**Task objective**
Tally every line of the material that includes "this", then give the tally and nothing else.

**Stored data**

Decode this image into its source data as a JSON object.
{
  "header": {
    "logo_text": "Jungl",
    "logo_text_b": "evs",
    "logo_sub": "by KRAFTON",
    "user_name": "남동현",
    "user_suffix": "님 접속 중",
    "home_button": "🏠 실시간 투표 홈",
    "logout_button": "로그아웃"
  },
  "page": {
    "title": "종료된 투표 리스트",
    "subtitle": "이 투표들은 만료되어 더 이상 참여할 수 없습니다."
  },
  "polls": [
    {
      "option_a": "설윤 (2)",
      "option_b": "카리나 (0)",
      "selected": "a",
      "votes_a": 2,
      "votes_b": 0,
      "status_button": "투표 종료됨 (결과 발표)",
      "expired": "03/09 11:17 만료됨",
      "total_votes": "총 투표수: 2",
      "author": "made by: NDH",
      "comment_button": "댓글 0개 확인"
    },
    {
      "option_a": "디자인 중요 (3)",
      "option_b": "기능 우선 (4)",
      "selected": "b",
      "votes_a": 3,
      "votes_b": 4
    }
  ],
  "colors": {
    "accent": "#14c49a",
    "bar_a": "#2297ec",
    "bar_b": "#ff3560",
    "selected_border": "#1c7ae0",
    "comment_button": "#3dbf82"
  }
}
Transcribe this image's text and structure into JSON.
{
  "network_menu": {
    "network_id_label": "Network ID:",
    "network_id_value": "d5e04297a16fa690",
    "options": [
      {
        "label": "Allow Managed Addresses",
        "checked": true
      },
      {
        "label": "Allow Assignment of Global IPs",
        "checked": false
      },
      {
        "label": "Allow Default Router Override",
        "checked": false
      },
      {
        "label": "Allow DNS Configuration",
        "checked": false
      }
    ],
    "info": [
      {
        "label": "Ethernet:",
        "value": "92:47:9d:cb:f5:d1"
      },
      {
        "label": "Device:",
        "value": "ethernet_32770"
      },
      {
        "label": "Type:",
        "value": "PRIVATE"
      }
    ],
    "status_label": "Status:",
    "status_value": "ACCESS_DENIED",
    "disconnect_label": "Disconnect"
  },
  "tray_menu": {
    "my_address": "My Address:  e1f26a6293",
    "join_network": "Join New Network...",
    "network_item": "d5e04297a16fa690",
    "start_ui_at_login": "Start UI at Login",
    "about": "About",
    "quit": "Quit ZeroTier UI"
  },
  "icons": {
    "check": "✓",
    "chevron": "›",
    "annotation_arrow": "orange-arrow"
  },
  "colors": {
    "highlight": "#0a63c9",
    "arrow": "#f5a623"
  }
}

**Answer**
2